- EXERCISE REQUIREMENTS
Go through the entries one line at a time, and gather every line that has the word "significance".

(Dataset items)
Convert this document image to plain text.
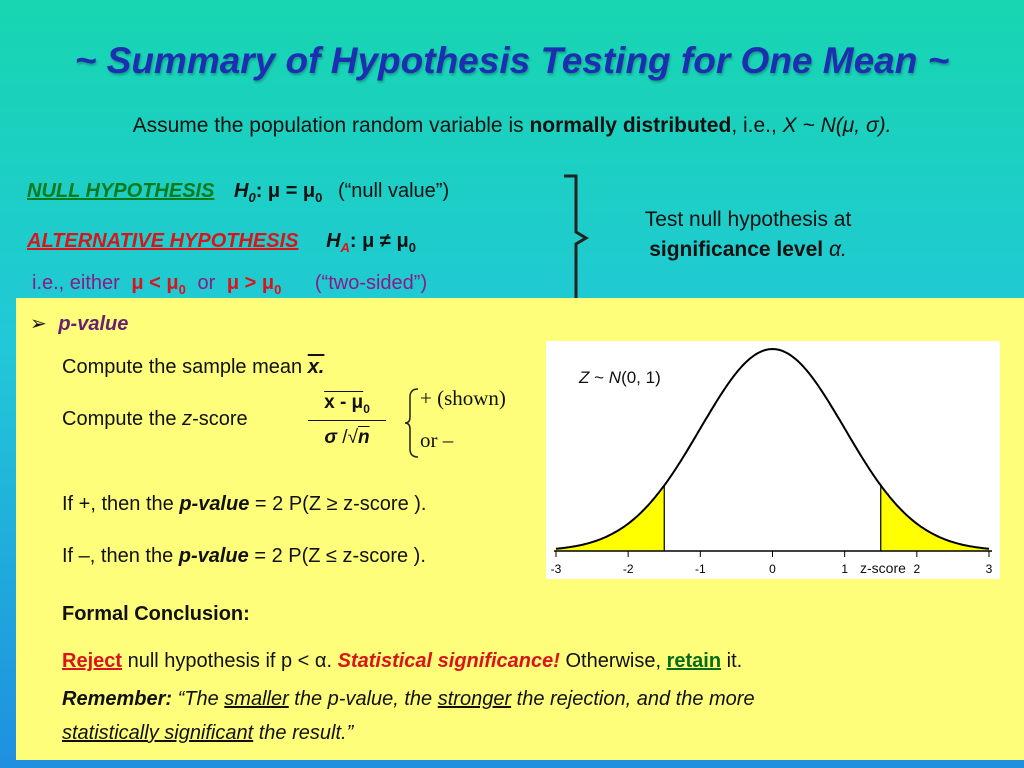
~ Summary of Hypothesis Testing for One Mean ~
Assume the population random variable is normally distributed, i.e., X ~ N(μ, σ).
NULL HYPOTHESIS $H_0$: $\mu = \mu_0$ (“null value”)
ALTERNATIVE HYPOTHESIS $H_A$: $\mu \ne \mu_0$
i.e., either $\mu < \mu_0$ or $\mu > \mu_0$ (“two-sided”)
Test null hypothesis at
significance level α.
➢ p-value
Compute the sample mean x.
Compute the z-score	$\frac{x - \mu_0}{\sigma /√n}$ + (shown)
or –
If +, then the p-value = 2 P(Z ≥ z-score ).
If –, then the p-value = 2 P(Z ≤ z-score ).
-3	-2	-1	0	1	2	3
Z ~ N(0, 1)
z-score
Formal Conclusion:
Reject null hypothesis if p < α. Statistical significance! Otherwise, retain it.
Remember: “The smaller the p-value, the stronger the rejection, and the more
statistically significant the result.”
==
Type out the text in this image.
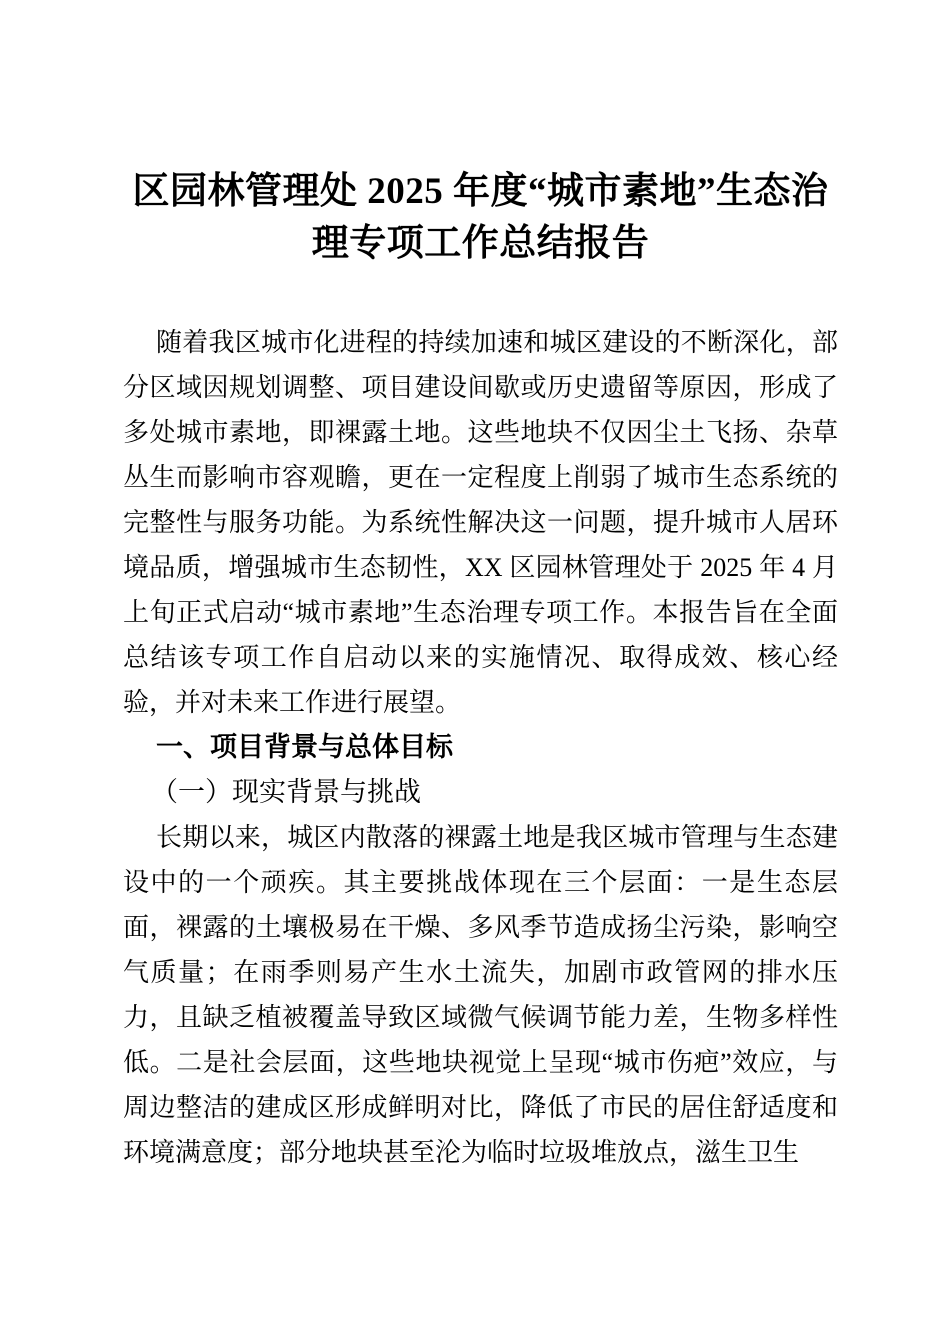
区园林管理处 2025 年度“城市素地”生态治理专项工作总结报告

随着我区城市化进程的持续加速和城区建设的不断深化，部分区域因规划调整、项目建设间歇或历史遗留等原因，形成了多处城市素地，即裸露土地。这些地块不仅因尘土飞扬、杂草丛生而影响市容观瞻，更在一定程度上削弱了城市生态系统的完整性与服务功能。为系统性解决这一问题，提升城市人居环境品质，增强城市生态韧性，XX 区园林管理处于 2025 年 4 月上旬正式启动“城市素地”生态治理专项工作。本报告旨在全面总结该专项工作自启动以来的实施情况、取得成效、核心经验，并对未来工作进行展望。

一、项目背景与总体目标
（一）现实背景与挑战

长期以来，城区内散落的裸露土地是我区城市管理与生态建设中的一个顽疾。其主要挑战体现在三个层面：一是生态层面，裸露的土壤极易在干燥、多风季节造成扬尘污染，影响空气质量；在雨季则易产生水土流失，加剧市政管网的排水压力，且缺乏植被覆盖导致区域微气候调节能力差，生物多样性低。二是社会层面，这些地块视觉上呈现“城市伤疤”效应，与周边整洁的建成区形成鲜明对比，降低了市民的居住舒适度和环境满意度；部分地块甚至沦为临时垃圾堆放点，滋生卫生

- RESPONSE FOR THIS EXERCISE
significance level α.
Reject null hypothesis if p < α. Statistical significance! Otherwise, retain it.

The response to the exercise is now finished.